Stored records
= = = = = = =

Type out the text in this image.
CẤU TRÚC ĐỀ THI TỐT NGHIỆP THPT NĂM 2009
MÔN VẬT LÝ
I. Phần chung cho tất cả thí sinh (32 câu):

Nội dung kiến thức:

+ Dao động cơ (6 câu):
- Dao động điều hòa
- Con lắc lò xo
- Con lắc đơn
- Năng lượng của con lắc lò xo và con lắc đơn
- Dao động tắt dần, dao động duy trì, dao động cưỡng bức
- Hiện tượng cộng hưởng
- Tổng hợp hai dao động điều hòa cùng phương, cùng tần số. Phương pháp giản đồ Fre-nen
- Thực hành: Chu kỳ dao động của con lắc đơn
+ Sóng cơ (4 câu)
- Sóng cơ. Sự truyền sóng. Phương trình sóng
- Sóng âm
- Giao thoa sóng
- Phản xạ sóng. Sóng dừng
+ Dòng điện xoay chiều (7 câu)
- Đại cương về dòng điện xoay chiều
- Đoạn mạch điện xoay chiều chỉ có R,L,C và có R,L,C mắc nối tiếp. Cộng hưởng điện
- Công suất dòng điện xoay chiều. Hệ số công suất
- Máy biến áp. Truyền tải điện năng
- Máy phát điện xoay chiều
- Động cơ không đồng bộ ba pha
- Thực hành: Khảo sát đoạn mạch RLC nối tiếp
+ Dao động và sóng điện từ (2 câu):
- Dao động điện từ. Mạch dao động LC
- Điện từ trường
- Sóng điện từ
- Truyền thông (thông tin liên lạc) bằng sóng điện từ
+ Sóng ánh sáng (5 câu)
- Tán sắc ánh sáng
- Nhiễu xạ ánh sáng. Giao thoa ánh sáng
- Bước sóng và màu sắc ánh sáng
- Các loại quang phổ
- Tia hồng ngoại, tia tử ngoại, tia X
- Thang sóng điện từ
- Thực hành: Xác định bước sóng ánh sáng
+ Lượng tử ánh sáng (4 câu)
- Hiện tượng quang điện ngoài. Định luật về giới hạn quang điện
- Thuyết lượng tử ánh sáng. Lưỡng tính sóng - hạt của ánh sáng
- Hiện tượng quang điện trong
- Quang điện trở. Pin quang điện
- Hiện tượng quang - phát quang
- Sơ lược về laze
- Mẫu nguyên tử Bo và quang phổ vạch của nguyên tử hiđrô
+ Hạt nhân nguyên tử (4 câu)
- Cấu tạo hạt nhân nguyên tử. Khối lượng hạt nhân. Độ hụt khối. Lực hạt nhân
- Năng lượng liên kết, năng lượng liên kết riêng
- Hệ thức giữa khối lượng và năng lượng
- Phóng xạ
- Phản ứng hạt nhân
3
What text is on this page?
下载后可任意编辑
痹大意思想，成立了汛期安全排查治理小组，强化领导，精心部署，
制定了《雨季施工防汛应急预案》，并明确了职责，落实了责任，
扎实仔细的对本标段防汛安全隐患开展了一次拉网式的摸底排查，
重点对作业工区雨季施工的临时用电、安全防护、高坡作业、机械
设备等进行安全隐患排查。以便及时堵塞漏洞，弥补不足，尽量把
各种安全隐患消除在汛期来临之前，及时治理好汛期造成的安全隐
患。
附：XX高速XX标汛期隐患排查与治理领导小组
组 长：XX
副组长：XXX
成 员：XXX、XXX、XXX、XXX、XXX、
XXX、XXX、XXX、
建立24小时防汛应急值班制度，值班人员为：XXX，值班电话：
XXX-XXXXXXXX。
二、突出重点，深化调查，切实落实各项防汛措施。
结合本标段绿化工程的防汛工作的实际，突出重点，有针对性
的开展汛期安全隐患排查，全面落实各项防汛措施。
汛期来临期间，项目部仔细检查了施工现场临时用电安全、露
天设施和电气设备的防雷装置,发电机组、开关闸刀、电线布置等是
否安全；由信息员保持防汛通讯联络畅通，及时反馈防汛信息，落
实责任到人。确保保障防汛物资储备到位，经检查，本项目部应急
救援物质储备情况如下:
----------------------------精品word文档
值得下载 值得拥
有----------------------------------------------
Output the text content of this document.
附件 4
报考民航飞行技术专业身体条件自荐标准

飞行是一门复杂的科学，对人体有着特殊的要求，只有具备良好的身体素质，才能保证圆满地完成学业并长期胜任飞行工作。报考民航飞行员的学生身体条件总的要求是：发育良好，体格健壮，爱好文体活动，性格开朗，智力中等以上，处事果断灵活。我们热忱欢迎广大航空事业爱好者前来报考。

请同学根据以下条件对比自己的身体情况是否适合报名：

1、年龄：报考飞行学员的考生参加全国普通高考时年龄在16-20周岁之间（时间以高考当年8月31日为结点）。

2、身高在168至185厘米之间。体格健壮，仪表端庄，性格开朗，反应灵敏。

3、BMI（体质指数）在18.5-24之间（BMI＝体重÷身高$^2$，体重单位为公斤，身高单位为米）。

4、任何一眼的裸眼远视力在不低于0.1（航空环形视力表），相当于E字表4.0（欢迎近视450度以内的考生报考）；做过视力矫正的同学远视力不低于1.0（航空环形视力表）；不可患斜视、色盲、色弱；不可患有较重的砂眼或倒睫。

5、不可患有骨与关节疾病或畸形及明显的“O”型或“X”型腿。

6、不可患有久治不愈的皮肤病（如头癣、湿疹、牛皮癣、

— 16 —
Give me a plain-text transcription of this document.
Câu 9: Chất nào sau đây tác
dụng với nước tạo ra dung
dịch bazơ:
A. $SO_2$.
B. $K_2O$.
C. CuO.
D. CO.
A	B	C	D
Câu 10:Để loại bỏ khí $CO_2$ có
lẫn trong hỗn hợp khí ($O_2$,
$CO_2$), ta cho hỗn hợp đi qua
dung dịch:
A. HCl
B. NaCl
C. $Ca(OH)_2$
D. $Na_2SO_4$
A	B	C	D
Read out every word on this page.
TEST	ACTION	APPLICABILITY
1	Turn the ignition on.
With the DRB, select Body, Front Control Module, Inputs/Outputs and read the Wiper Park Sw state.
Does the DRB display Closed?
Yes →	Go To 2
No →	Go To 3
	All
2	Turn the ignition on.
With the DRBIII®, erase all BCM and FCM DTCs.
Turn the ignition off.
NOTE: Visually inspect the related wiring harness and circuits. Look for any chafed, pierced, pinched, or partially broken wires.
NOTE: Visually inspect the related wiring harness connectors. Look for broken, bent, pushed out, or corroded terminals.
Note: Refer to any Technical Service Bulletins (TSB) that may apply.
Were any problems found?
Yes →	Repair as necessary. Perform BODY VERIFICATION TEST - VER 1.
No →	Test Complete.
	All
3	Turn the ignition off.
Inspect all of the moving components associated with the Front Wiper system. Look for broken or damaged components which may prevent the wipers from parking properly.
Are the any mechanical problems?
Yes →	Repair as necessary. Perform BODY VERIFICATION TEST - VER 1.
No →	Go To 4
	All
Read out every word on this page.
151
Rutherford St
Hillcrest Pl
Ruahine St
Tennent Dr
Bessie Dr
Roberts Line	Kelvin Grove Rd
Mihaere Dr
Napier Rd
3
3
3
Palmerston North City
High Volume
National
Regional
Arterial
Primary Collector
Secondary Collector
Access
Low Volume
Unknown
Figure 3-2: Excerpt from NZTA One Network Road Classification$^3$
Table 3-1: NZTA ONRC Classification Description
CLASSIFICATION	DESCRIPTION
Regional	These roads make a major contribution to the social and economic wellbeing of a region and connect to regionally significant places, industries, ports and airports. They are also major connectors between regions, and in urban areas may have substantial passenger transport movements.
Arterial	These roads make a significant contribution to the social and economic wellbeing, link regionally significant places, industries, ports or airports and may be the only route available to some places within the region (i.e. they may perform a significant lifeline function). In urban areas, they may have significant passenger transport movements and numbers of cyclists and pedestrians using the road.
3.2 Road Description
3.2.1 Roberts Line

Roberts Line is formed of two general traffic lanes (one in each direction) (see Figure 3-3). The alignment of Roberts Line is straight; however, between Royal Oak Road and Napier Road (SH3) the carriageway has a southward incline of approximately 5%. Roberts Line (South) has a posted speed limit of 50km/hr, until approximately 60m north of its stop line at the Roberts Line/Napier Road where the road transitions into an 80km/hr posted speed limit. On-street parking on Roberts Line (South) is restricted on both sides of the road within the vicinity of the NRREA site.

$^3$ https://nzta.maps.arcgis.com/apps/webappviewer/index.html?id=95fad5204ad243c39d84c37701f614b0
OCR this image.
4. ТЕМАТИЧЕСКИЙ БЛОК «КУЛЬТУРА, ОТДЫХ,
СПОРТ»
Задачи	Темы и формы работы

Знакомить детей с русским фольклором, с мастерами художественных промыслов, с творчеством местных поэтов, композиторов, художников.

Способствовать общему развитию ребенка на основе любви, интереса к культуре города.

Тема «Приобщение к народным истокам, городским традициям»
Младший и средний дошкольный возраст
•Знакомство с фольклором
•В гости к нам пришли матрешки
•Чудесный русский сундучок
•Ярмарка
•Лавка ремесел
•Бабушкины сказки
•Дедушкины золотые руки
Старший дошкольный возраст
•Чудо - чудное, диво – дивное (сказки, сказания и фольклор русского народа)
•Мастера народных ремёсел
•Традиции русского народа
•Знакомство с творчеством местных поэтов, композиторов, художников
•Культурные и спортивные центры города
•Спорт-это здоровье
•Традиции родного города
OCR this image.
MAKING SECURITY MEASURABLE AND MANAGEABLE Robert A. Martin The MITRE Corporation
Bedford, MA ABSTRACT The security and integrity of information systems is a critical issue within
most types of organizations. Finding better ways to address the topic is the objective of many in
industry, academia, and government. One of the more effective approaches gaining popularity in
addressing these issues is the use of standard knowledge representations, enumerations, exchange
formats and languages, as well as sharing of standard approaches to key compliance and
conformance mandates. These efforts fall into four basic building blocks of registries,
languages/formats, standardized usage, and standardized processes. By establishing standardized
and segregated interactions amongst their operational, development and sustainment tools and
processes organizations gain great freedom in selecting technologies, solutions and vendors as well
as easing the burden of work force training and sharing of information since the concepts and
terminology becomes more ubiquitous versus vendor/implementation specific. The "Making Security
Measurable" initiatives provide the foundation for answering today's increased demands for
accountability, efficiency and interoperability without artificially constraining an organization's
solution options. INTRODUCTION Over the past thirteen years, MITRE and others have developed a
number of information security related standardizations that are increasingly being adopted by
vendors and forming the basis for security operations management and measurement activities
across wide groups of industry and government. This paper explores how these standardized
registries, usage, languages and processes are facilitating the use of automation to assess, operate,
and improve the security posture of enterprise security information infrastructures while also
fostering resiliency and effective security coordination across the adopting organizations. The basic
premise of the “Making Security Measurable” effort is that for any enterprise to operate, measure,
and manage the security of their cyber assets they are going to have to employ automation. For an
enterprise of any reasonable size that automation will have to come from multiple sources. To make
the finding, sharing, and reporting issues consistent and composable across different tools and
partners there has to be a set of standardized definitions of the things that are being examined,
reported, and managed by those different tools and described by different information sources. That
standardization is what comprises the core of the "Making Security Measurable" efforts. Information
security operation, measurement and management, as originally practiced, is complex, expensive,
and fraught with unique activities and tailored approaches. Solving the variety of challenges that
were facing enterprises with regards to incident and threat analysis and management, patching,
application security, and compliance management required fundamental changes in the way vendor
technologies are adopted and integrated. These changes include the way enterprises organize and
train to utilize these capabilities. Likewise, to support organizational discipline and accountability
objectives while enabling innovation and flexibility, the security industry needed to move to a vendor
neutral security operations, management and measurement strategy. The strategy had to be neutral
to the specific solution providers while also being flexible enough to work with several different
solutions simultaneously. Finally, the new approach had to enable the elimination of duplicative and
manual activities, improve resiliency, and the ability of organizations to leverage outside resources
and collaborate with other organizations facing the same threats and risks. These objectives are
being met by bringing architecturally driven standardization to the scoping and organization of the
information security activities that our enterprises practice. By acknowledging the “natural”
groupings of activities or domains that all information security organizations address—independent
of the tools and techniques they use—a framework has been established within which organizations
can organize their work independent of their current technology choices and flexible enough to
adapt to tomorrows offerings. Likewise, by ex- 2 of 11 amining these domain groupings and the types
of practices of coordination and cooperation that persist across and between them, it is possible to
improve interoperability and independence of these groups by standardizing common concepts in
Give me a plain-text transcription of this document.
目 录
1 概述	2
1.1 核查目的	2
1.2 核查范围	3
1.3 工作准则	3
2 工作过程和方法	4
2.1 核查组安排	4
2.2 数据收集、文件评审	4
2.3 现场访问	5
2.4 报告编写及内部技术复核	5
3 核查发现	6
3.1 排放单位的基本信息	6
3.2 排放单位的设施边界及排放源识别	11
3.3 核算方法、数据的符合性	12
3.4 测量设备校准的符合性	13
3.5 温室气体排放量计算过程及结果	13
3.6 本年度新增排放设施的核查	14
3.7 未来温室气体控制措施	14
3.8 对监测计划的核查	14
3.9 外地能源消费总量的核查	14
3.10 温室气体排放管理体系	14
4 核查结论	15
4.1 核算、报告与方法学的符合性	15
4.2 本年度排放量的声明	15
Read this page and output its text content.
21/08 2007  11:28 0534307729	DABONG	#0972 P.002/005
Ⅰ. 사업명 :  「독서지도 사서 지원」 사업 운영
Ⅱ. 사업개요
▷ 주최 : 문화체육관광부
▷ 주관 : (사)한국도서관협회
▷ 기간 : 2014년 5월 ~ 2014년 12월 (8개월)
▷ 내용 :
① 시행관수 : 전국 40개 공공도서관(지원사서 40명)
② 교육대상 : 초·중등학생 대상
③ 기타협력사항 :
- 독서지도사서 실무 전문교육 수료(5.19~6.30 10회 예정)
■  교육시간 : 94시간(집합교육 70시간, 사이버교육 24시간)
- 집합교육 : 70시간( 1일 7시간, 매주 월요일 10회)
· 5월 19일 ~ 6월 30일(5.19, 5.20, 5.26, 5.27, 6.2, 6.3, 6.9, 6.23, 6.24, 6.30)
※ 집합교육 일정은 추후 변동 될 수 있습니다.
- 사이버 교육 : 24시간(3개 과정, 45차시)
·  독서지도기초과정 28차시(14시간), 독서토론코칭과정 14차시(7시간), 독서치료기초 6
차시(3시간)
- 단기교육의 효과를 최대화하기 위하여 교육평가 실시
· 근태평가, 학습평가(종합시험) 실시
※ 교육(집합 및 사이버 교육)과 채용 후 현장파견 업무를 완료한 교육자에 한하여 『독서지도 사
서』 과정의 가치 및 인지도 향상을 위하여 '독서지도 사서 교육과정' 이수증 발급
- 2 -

= = = = = = =

**What to do:** Select every line in the material above where the string "changes" occurs, and copy it.

**Task answer:**
application security, and compliance management required fundamental changes in the way vendor
technologies are adopted and integrated. These changes include the way enterprises organize and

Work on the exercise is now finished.